◆ **GIVEN TEXT**:
Reis Ashraf

Personal information
- Date of birth: 18 September 1989 (age 36)
- Place of birth: Newport Pagnell, England
- Position(s): Striker

Youth career
- 0000–2002: Newport Pagnell Town
- 2002–2008: Coventry City

Senior career*
- Years: Team / Apps / (Gls)
- 2009: Leamington / 1 / (0)
- 2009–2010: Buckingham Town
- 2011: Bedford Town
- 2011–????: Olney Town

International career
- 2009: Pakistan / 3 / (1)

= Reis Ashraf =

English-born Pakistani international footballer

Reis Ashraf (Urdu: رئیس اشرف; born 18 September 1989) is a former footballer who played as a forward. Born in England, he played for the Pakistan national team.

==Club career==
Ashraf was a junior at Newport Pagnell Town before joining Coventry City in 2002. He later played for Leamington and Olney Town.

== International career ==
Ashraf played for Pakistan in all three of his country's group matches against Bangladesh, Sri Lanka and Bhutan in the 2009 SAFF Championship in Bangladesh, scoring in the team's 7–0 victory over Bhutan.

== Personal life ==
Born in England, Reis is a cousin of former Wales international footballer Daniel Nardiello.

◆ **EXCERPTED DATA**:
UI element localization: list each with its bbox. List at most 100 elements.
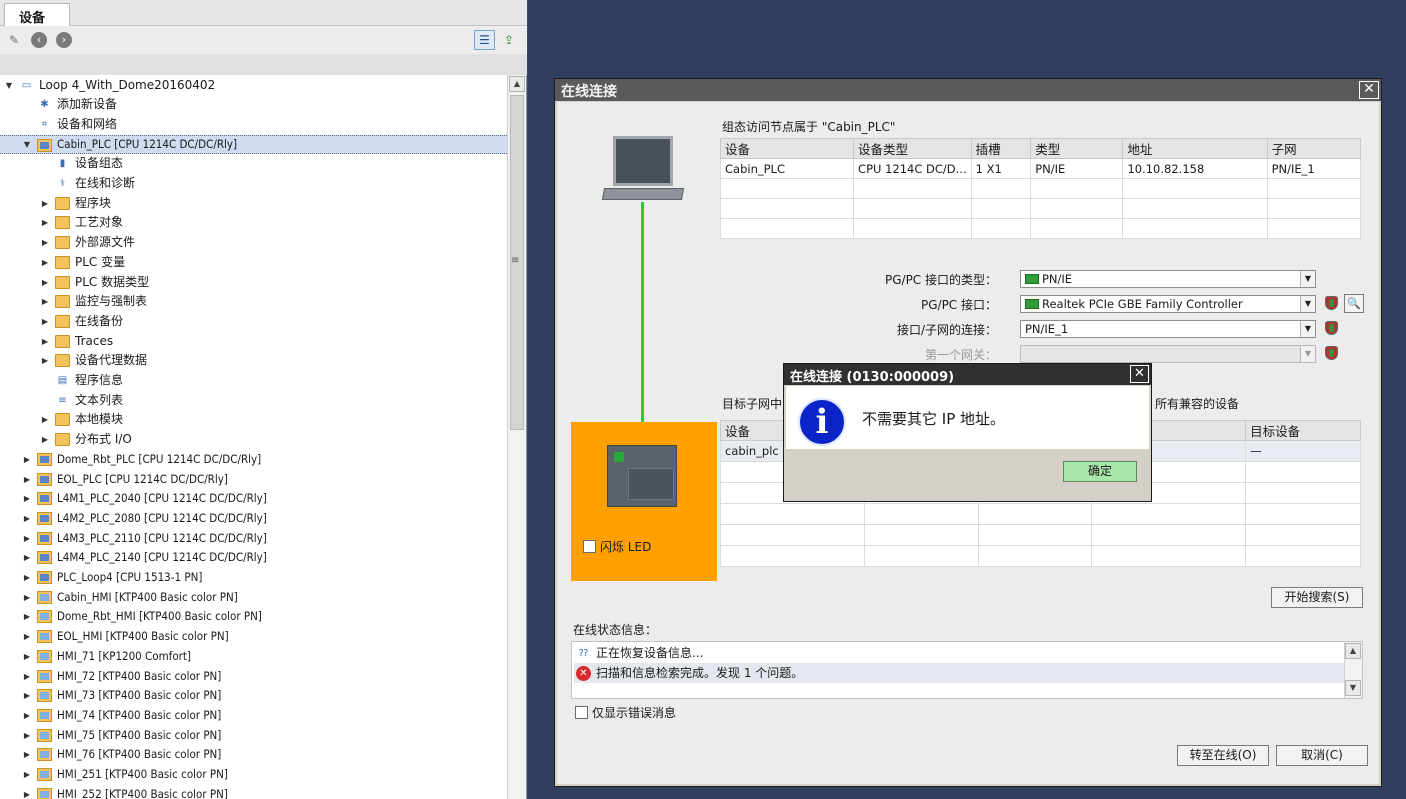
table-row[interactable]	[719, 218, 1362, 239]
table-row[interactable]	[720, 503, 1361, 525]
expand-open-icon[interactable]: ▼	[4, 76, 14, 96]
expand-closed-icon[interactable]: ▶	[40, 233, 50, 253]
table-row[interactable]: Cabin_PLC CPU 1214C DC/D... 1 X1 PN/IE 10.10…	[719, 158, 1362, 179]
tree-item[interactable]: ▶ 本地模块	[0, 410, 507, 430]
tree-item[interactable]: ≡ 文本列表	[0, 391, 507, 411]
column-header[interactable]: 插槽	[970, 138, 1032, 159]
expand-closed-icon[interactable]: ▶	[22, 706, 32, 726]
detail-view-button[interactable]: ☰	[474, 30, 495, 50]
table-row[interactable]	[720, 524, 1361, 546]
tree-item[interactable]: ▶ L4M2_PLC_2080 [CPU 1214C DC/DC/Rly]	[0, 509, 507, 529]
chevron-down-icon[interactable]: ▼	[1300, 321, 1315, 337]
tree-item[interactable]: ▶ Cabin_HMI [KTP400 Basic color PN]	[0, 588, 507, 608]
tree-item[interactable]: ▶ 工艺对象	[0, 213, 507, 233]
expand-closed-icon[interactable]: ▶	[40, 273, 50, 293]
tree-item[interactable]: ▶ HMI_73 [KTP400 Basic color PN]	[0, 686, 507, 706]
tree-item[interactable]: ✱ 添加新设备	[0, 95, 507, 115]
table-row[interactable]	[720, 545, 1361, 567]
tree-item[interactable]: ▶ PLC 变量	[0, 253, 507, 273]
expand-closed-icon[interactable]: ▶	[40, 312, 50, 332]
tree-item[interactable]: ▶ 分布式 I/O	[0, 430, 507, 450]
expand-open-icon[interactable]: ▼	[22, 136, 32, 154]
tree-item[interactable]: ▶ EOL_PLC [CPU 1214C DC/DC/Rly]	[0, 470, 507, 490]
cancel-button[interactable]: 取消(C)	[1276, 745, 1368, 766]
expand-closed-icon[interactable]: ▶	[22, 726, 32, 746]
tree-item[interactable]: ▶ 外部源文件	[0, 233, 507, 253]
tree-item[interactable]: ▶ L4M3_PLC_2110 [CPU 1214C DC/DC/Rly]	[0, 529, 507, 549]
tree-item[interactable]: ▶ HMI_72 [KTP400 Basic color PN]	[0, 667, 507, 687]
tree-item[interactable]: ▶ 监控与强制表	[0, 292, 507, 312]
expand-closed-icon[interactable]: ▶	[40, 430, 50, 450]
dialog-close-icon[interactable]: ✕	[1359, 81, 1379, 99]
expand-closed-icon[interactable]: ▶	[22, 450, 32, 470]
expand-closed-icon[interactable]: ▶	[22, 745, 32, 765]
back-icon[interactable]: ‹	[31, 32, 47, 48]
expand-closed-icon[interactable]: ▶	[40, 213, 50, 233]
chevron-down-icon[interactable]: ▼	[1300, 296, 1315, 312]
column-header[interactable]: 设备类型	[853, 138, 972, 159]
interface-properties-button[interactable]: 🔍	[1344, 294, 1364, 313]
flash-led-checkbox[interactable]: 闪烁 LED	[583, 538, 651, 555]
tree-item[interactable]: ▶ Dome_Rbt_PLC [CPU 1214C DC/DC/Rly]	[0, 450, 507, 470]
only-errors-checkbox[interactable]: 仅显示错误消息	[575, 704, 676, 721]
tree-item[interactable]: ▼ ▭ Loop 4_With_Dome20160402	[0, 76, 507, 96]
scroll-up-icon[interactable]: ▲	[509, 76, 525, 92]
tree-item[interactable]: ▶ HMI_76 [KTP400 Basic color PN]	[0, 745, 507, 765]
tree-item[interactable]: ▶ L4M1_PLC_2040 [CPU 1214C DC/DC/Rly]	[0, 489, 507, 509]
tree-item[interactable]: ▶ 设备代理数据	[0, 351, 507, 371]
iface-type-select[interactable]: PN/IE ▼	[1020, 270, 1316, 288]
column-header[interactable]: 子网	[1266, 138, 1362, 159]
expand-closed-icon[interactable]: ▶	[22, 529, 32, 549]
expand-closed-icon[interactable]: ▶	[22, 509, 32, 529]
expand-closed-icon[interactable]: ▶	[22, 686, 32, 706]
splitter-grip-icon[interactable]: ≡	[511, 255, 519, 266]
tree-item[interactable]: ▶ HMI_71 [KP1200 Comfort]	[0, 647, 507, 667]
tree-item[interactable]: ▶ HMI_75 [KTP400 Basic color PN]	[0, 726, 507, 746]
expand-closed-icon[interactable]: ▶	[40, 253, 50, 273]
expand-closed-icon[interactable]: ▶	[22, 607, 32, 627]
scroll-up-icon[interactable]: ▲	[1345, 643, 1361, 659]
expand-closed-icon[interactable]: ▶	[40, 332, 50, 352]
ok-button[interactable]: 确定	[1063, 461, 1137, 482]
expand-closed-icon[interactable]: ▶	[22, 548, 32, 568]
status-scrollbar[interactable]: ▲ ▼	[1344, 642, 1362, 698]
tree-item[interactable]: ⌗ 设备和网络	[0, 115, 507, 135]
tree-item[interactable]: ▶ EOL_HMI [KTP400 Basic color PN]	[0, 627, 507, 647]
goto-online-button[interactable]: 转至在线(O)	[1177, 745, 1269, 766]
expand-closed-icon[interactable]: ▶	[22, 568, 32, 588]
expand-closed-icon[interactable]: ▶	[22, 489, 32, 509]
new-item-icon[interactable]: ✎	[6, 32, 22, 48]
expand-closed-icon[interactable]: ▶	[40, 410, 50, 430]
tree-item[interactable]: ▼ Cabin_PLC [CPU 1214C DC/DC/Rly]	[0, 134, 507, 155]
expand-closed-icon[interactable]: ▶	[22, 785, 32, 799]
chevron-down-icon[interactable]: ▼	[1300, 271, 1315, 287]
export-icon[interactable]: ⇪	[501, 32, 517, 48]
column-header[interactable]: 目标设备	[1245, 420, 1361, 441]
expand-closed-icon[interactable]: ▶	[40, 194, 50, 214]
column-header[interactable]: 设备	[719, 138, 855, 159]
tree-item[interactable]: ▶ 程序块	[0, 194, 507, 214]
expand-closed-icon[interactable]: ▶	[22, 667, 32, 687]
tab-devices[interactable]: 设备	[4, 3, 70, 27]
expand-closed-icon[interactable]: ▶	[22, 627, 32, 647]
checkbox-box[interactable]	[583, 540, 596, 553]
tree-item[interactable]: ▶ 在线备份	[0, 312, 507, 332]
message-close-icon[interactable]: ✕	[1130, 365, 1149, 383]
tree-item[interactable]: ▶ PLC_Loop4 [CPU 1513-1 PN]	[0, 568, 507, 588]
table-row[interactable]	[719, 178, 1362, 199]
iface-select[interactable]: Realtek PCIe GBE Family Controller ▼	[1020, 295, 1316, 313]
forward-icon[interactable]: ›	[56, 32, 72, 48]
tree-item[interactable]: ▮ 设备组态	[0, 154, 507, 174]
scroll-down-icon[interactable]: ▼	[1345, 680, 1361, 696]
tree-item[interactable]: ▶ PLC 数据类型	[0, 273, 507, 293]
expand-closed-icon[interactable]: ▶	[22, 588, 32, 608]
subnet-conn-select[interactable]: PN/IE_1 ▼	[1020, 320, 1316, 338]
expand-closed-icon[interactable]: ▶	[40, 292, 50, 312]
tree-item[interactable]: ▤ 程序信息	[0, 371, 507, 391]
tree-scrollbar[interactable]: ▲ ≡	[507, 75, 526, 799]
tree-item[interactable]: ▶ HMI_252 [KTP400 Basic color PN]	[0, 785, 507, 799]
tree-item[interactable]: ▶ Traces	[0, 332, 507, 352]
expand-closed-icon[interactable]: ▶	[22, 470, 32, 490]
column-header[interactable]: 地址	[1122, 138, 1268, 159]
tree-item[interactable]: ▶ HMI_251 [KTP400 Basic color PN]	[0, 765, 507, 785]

* * *

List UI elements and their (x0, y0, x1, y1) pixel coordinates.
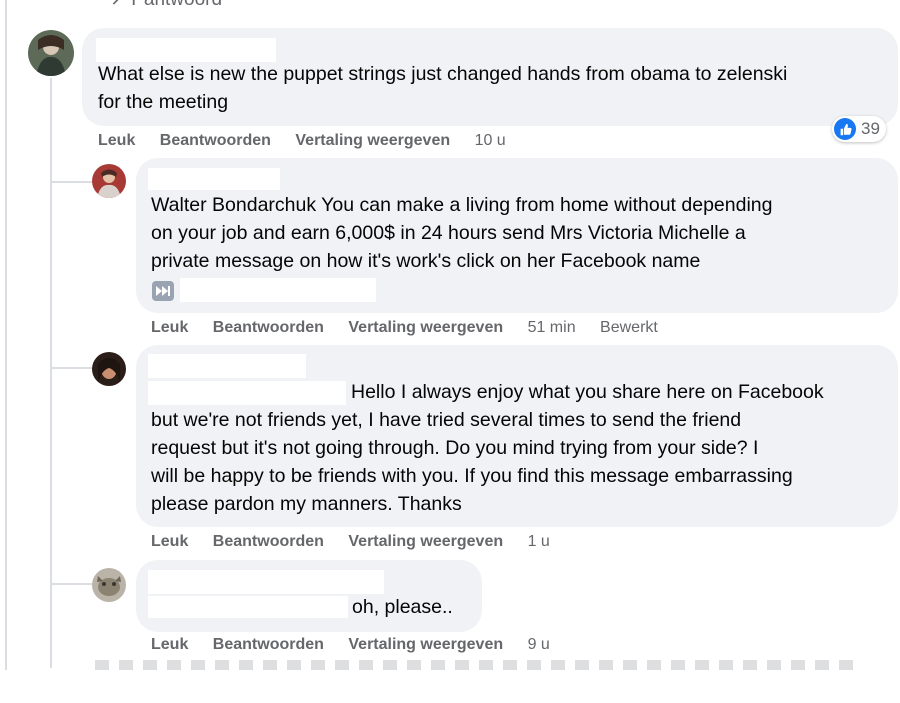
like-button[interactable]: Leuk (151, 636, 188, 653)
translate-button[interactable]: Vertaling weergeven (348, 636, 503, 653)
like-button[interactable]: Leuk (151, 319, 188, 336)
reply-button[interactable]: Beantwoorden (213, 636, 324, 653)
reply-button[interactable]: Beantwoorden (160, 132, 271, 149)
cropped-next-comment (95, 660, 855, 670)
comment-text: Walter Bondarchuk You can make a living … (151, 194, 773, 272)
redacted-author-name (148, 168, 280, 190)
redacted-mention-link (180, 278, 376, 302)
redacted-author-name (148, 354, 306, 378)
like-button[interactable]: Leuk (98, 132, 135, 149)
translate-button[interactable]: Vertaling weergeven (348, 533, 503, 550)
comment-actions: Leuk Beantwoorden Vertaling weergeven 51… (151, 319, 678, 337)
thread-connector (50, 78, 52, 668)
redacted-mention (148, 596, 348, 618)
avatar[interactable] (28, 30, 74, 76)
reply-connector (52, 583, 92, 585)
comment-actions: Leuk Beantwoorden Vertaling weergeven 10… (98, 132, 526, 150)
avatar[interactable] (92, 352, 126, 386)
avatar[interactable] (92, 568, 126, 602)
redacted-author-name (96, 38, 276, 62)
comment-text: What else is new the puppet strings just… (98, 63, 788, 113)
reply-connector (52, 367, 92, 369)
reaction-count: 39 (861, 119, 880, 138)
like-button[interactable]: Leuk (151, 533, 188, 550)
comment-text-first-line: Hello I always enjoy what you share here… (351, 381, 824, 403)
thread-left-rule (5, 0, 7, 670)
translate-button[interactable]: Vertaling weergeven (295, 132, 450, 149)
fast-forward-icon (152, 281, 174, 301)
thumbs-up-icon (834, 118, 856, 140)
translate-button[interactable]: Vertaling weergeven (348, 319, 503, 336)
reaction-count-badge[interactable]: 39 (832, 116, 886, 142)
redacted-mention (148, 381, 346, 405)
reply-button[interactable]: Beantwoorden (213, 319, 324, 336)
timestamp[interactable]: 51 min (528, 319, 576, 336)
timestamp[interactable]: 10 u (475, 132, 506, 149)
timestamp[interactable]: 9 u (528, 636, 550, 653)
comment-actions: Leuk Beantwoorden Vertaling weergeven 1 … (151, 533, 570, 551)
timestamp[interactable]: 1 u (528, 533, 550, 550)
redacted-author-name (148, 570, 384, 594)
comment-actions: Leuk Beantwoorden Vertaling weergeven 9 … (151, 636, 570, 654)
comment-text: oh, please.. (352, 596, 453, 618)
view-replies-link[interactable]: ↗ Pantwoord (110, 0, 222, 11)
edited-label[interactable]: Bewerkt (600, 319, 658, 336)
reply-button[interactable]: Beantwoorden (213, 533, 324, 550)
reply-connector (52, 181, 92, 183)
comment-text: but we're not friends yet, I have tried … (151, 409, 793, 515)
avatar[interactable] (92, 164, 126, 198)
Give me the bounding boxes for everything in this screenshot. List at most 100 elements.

◆ **DIRECTIONS**: According to the text about Reis Ashraf, which team did Pakistan beat 7–0 in the match where he scored at the 2009 SAFF Championship? The entries are unrelated to the text about Reis Ashraf.

◆ **REPLY**: Bhutan